Your objective >> What follows is a block of records; restate each one word for word.

Material supplied >>

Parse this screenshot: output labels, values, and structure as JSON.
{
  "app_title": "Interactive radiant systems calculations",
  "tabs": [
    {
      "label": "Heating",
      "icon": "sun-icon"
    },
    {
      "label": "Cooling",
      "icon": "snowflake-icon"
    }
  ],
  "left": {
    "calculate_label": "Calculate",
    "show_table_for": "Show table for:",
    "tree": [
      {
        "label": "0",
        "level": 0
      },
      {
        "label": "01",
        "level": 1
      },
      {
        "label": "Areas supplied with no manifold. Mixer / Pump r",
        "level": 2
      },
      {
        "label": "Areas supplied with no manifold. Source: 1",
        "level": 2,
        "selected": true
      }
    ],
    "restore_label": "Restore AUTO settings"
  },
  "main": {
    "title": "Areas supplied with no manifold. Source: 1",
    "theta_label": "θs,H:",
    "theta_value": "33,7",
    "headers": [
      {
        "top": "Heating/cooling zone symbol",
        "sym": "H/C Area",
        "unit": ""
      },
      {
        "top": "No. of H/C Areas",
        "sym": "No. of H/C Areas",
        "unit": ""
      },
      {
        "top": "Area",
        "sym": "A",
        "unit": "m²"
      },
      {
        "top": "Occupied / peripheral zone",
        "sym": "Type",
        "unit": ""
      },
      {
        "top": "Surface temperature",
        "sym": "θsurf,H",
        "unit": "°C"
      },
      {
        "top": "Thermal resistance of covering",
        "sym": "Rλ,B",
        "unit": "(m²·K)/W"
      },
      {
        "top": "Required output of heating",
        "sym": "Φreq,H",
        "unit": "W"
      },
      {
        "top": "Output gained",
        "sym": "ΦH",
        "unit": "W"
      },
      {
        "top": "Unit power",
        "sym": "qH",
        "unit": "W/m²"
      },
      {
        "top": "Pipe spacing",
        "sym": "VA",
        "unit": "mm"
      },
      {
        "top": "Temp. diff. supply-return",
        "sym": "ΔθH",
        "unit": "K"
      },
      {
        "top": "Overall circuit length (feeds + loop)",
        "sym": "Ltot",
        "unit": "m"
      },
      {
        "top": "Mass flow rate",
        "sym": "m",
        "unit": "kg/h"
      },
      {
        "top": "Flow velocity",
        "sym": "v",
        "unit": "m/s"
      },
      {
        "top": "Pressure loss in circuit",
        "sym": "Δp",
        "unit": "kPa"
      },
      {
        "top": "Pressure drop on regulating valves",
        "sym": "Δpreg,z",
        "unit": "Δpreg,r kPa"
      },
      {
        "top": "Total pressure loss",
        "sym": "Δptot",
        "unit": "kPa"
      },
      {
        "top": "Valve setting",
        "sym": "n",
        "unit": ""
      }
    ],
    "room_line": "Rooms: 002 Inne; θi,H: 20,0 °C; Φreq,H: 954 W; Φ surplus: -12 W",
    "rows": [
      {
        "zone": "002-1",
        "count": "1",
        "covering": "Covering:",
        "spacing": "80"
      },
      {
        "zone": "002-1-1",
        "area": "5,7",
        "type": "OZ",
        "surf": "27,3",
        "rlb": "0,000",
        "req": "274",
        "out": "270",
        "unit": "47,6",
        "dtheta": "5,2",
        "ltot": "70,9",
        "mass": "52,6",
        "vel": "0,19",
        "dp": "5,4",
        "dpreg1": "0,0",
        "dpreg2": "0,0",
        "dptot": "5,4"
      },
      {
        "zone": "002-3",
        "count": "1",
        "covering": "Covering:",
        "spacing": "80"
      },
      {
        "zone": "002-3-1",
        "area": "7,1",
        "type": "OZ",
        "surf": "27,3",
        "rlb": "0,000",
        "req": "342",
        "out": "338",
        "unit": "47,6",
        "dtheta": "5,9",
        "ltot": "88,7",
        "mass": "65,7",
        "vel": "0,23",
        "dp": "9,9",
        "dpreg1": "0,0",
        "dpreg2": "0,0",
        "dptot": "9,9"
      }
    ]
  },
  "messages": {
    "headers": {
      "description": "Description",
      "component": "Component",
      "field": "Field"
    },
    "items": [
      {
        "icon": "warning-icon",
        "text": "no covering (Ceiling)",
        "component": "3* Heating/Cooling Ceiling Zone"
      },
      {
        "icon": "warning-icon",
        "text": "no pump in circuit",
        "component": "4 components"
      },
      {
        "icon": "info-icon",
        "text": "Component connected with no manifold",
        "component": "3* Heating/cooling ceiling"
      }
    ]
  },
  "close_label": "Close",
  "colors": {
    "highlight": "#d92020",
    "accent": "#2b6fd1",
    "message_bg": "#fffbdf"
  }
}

The result >>
Parse this screenshot: output labels, values, and structure as JSON.
{
  "app_title": "Interactive radiant systems calculations",
  "tabs": [
    {
      "label": "Heating",
      "icon": "sun-icon"
    },
    {
      "label": "Cooling",
      "icon": "snowflake-icon"
    }
  ],
  "left": {
    "calculate_label": "Calculate",
    "show_table_for": "Show table for:",
    "tree": [
      {
        "label": "0",
        "level": 0
      },
      {
        "label": "01",
        "level": 1
      },
      {
        "label": "Areas supplied with no manifold. Mixer / Pump r",
        "level": 2
      },
      {
        "label": "Areas supplied with no manifold. Source: 1",
        "level": 2,
        "selected": true
      }
    ],
    "restore_label": "Restore AUTO settings"
  },
  "main": {
    "title": "Areas supplied with no manifold. Source: 1",
    "theta_label": "θs,H:",
    "theta_value": "33,7",
    "headers": [
      {
        "top": "Heating/cooling zone symbol",
        "sym": "H/C Area",
        "unit": ""
      },
      {
        "top": "No. of H/C Areas",
        "sym": "No. of H/C Areas",
        "unit": ""
      },
      {
        "top": "Area",
        "sym": "A",
        "unit": "m²"
      },
      {
        "top": "Occupied / peripheral zone",
        "sym": "Type",
        "unit": ""
      },
      {
        "top": "Surface temperature",
        "sym": "θsurf,H",
        "unit": "°C"
      },
      {
        "top": "Thermal resistance of covering",
        "sym": "Rλ,B",
        "unit": "(m²·K)/W"
      },
      {
        "top": "Required output of heating",
        "sym": "Φreq,H",
        "unit": "W"
      },
      {
        "top": "Output gained",
        "sym": "ΦH",
        "unit": "W"
      },
      {
        "top": "Unit power",
        "sym": "qH",
        "unit": "W/m²"
      },
      {
        "top": "Pipe spacing",
        "sym": "VA",
        "unit": "mm"
      },
      {
        "top": "Temp. diff. supply-return",
        "sym": "ΔθH",
        "unit": "K"
      },
      {
        "top": "Overall circuit length (feeds + loop)",
        "sym": "Ltot",
        "unit": "m"
      },
      {
        "top": "Mass flow rate",
        "sym": "m",
        "unit": "kg/h"
      },
      {
        "top": "Flow velocity",
        "sym": "v",
        "unit": "m/s"
      },
      {
        "top": "Pressure loss in circuit",
        "sym": "Δp",
        "unit": "kPa"
      },
      {
        "top": "Pressure drop on regulating valves",
        "sym": "Δpreg,z",
        "unit": "Δpreg,r kPa"
      },
      {
        "top": "Total pressure loss",
        "sym": "Δptot",
        "unit": "kPa"
      },
      {
        "top": "Valve setting",
        "sym": "n",
        "unit": ""
      }
    ],
    "room_line": "Rooms: 002 Inne; θi,H: 20,0 °C; Φreq,H: 954 W; Φ surplus: -12 W",
    "rows": [
      {
        "zone": "002-1",
        "count": "1",
        "covering": "Covering:",
        "spacing": "80"
      },
      {
        "zone": "002-1-1",
        "area": "5,7",
        "type": "OZ",
        "surf": "27,3",
        "rlb": "0,000",
        "req": "274",
        "out": "270",
        "unit": "47,6",
        "dtheta": "5,2",
        "ltot": "70,9",
        "mass": "52,6",
        "vel": "0,19",
        "dp": "5,4",
        "dpreg1": "0,0",
        "dpreg2": "0,0",
        "dptot": "5,4"
      },
      {
        "zone": "002-3",
        "count": "1",
        "covering": "Covering:",
        "spacing": "80"
      },
      {
        "zone": "002-3-1",
        "area": "7,1",
        "type": "OZ",
        "surf": "27,3",
        "rlb": "0,000",
        "req": "342",
        "out": "338",
        "unit": "47,6",
        "dtheta": "5,9",
        "ltot": "88,7",
        "mass": "65,7",
        "vel": "0,23",
        "dp": "9,9",
        "dpreg1": "0,0",
        "dpreg2": "0,0",
        "dptot": "9,9"
      }
    ]
  },
  "messages": {
    "headers": {
      "description": "Description",
      "component": "Component",
      "field": "Field"
    },
    "items": [
      {
        "icon": "warning-icon",
        "text": "no covering (Ceiling)",
        "component": "3* Heating/Cooling Ceiling Zone"
      },
      {
        "icon": "warning-icon",
        "text": "no pump in circuit",
        "component": "4 components"
      },
      {
        "icon": "info-icon",
        "text": "Component connected with no manifold",
        "component": "3* Heating/cooling ceiling"
      }
    ]
  },
  "close_label": "Close",
  "colors": {
    "highlight": "#d92020",
    "accent": "#2b6fd1",
    "message_bg": "#fffbdf"
  }
}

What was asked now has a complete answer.